>> BEGIN DOCUMENT SEGMENT

$$$ KPO and CZM $$$: Book Review - Your Money or Your Life

Monday, July 9, 2018

Book Review - Your Money or Your Life

Your Money or Your Life? You will probably only encounter this in either scenario - a robber pointing a gun/knife/banana at you or reading the book by Vicki Robin.


This has always been one of the books I wanted to read because I was first introduced to it by a colleague who quit his job (without another job offer) after reading this book a year ago. He was totally fine with taking a pay cut to do something of interest or even drive Uber/Grab (when Uber still existed). Regardless, I have just finished the book and it did give me some new perspectives on money/life but I will still be keeping my job. lol.

Let me share some of my favorite quotes/important concepts in the book.

1. "Money is something you trade your life energy for. ... The only real asset you have is your time. The hours of your life."

Nothing is free in this world except for the air you breathe! "When you are not paying for the product you are the product" - this has become a pretty common saying when it comes to the services (social media, email, etc) provided by the various technology giants (Facebook, Google, Microsoft, etc.). So why are the employers paying for your salary? They are buying/paying for your skills, knowledge, experience and most importantly, your time.

>> END DOCUMENT SEGMENT
>> BEGIN ENTRIES PROVIDED

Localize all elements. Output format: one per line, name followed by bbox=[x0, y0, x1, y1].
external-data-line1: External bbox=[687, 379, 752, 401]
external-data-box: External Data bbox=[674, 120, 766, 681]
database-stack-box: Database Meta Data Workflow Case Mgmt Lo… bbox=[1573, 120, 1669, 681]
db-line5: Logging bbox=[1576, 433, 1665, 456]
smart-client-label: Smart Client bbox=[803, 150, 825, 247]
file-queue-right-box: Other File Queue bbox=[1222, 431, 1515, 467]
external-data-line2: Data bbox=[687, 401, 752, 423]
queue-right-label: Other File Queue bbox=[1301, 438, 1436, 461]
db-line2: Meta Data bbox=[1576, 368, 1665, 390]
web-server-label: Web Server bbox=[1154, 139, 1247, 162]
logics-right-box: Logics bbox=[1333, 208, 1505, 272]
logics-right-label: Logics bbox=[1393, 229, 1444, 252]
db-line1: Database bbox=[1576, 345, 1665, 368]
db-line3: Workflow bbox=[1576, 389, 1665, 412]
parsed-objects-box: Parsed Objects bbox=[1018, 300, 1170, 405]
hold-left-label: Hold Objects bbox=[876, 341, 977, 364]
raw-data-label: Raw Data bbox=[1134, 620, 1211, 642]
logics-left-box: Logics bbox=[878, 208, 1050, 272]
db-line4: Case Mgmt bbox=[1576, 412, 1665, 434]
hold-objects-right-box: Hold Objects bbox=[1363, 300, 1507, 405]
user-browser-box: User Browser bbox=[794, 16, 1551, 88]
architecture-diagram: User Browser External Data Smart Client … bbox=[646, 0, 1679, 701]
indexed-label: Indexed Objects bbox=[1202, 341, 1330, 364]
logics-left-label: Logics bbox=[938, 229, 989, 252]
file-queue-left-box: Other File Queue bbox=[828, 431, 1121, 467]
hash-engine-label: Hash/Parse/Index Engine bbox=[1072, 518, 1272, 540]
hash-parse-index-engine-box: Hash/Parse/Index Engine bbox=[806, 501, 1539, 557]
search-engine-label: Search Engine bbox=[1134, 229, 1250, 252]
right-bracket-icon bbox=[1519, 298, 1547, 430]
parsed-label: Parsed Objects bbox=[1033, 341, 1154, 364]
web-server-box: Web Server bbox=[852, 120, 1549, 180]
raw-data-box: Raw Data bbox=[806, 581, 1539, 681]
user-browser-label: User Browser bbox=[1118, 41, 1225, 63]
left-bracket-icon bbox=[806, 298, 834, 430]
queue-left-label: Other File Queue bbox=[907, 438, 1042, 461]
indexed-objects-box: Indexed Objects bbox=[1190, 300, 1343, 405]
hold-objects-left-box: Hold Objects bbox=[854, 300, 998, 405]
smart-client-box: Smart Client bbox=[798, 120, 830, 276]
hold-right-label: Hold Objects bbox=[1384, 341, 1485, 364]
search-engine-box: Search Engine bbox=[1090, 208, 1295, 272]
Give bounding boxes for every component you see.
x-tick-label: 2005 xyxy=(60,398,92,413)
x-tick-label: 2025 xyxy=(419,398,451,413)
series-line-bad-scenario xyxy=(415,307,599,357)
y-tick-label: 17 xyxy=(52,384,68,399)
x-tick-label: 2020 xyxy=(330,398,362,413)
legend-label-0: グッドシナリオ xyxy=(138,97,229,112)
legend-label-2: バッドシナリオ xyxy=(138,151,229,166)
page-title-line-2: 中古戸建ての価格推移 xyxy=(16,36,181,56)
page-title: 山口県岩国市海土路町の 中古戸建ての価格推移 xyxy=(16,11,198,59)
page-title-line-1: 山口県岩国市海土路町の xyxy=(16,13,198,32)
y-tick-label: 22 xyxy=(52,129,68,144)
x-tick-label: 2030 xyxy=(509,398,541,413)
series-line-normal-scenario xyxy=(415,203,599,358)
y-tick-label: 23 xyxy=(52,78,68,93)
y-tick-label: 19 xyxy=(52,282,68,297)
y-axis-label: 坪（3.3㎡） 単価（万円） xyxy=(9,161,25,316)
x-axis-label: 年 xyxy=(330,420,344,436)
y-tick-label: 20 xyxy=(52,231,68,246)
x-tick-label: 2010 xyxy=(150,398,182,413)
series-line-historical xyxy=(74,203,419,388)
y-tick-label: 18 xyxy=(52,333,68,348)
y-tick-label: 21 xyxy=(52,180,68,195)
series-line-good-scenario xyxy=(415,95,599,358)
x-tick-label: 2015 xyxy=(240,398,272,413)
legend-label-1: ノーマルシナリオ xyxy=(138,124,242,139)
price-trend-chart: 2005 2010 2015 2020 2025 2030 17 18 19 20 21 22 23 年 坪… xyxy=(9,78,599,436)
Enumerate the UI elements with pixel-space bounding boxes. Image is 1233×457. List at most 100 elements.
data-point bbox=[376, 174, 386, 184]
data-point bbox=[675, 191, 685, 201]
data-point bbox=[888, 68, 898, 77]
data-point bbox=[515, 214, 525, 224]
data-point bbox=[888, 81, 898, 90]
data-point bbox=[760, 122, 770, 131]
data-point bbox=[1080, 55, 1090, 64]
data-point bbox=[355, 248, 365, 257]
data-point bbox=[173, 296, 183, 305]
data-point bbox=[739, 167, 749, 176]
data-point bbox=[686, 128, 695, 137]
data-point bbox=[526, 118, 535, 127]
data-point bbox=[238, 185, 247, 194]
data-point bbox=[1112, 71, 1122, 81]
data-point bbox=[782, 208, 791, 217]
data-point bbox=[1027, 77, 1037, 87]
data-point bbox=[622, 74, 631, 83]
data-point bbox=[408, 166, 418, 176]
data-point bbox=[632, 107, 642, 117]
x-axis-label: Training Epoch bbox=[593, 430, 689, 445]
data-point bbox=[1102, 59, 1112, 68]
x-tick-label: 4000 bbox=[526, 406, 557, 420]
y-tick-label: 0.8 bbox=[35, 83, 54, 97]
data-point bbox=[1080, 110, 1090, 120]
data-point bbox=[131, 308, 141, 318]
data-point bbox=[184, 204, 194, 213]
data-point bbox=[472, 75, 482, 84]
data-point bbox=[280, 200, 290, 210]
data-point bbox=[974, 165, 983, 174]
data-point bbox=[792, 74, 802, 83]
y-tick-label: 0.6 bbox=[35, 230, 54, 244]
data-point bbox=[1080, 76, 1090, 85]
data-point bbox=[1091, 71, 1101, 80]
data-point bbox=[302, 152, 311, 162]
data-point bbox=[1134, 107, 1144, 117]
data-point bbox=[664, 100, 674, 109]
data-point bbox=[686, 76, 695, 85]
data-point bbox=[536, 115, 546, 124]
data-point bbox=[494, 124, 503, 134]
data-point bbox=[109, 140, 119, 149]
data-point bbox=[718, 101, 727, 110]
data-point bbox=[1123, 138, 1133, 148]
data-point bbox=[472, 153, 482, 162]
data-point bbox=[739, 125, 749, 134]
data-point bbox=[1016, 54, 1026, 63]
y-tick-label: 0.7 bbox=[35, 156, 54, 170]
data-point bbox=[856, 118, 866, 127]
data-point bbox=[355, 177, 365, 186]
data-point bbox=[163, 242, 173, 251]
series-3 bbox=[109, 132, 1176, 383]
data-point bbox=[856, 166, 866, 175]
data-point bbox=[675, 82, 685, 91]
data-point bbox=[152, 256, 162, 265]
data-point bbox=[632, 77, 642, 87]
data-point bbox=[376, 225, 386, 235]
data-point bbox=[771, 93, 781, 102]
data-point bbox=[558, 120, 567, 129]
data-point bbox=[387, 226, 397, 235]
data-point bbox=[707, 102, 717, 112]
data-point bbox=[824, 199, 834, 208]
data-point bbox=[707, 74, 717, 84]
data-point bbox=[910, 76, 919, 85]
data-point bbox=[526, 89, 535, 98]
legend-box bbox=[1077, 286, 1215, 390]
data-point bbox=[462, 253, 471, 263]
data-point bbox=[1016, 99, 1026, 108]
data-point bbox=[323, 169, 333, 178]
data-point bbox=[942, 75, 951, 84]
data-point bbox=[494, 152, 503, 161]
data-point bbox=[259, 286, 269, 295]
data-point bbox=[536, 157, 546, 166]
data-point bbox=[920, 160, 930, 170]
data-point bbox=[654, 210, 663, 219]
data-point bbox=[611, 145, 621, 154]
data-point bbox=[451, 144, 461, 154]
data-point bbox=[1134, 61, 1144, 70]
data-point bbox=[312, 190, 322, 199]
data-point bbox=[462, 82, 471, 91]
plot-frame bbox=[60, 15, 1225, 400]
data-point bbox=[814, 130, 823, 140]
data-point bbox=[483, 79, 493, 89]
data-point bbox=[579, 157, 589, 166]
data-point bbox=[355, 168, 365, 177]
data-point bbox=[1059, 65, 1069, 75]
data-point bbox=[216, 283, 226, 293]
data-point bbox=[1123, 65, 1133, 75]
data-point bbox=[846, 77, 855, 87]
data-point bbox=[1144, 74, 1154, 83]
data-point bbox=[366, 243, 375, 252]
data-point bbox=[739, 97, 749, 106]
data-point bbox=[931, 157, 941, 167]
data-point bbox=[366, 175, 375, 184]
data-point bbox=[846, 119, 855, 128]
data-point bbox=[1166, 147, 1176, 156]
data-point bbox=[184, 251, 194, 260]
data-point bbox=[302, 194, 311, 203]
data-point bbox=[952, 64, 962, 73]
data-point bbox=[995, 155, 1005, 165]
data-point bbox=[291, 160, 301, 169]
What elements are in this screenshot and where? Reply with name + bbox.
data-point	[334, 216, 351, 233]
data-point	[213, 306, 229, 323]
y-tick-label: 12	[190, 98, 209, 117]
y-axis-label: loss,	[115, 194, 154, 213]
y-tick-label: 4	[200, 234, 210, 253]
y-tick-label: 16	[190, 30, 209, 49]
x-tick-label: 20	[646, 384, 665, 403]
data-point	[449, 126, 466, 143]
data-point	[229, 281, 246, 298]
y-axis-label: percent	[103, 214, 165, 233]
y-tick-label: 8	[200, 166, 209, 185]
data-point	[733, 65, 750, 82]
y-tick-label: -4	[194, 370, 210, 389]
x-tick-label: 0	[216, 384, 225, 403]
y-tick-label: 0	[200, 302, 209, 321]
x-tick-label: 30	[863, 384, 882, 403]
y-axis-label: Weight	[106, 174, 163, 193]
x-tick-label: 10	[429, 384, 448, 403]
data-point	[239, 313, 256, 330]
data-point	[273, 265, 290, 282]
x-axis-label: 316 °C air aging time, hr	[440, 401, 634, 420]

>> END ENTRIES PROVIDED

In the book review, what did the colleague do a year ago after reading the book?

The colleague quit his job without another job offer.